▶ Work to complete:
Convert every line of the records below into a JSON list of strings, one string per line. Leave out blank lines and the pictures.

▶ Records:
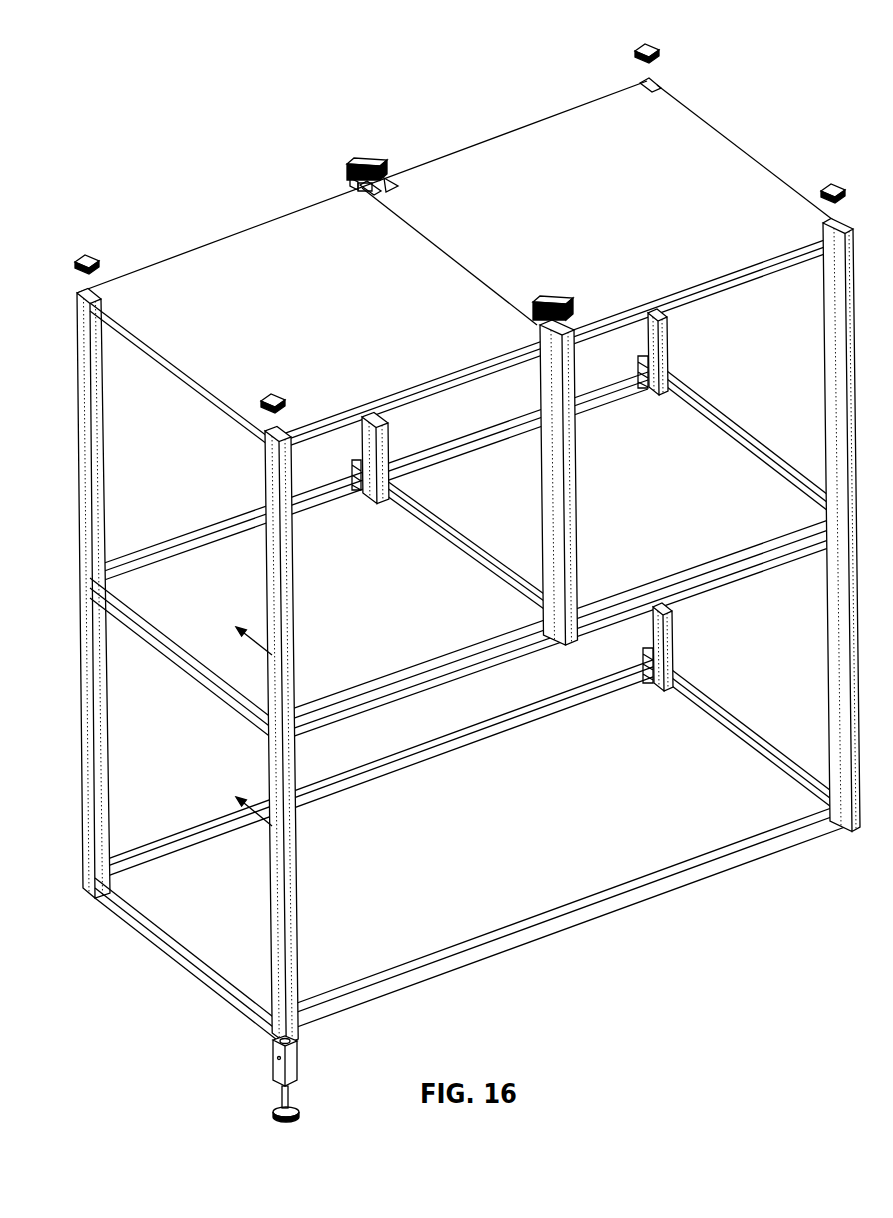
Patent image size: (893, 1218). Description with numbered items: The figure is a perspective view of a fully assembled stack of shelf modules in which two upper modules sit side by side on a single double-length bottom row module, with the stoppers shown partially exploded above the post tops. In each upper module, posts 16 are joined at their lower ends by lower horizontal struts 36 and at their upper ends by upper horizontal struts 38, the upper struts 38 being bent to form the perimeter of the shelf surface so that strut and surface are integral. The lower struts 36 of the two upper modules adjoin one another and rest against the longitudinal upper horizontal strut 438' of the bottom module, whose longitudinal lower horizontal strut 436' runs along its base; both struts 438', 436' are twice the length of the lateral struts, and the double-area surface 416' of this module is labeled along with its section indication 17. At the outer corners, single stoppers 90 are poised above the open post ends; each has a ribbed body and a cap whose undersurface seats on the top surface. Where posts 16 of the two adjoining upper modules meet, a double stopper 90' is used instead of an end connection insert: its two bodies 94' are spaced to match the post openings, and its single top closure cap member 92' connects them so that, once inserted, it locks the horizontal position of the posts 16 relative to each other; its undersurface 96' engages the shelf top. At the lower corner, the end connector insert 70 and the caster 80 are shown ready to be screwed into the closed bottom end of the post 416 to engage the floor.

The post 16 is at (543, 480).
The section view arrows 17 is at (239, 717).
The lower horizontal strut 36 is at (460, 528).
The upper horizontal strut 38 is at (180, 379).
The end connector insert 70 is at (300, 1060).
The caster 80 is at (300, 1106).
The stopper 90 is at (460, 207).
The double stopper 90' is at (467, 213).
The top closure cap member 92' is at (345, 138).
The body 94' is at (307, 168).
The cap tab 96' is at (420, 154).
The post 416 is at (325, 735).
The shelf 416' is at (472, 479).
The longitudinal lower horizontal strut 436' is at (474, 846).
The longitudinal upper horizontal strut 438' is at (563, 642).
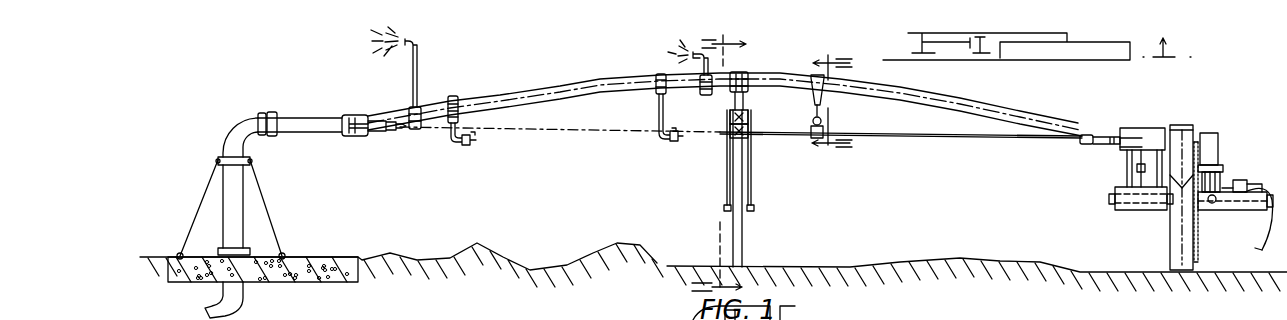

▶ Exercise response:
[
  "Patent image size: (893, 1218). Description with numbered items: The figure is a perspective view of a fully assembled stack of shelf modules in which two upper modules sit side by side on a single double-length bottom row module, with the stoppers shown partially exploded above the post tops. In each upper module, posts 16 are joined at their lower ends by lower horizontal struts 36 and at their upper ends by upper horizontal struts 38, the upper struts 38 being bent to form the perimeter of the shelf surface so that strut and surface are integral. The lower struts 36 of the two upper modules adjoin one another and rest against the longitudinal upper horizontal strut 438' of the bottom module, whose longitudinal lower horizontal strut 436' runs along its base; both struts 438', 436' are twice the length of the lateral struts, and the double-area surface 416' of this module is labeled along with its section indication 17. At the outer corners, single stoppers 90 are poised above the open post ends; each has a ribbed body and a cap whose undersurface seats on the top surface. Where posts 16 of the two adjoining upper modules meet, a double stopper 90' is used instead of an end connection insert: its two bodies 94' are spaced to match the post openings, and its single top closure cap member 92' connects them so that, once inserted, it locks the horizontal position of the posts 16 relative to each other; its undersurface 96' engages the shelf top. At the lower corner, the end connector insert 70 and the caster 80 are shown ready to be screwed into the closed bottom end of the post 416 to engage the floor.",
  "The post 16 is at (543, 480).",
  "The section view arrows 17 is at (239, 717).",
  "The lower horizontal strut 36 is at (460, 528).",
  "The upper horizontal strut 38 is at (180, 379).",
  "The end connector insert 70 is at (300, 1060).",
  "The caster 80 is at (300, 1106).",
  "The stopper 90 is at (460, 207).",
  "The double stopper 90' is at (467, 213).",
  "The top closure cap member 92' is at (345, 138).",
  "The body 94' is at (307, 168).",
  "The cap tab 96' is at (420, 154).",
  "The post 416 is at (325, 735).",
  "The shelf 416' is at (472, 479).",
  "The longitudinal lower horizontal strut 436' is at (474, 846).",
  "The longitudinal upper horizontal strut 438' is at (563, 642)."
]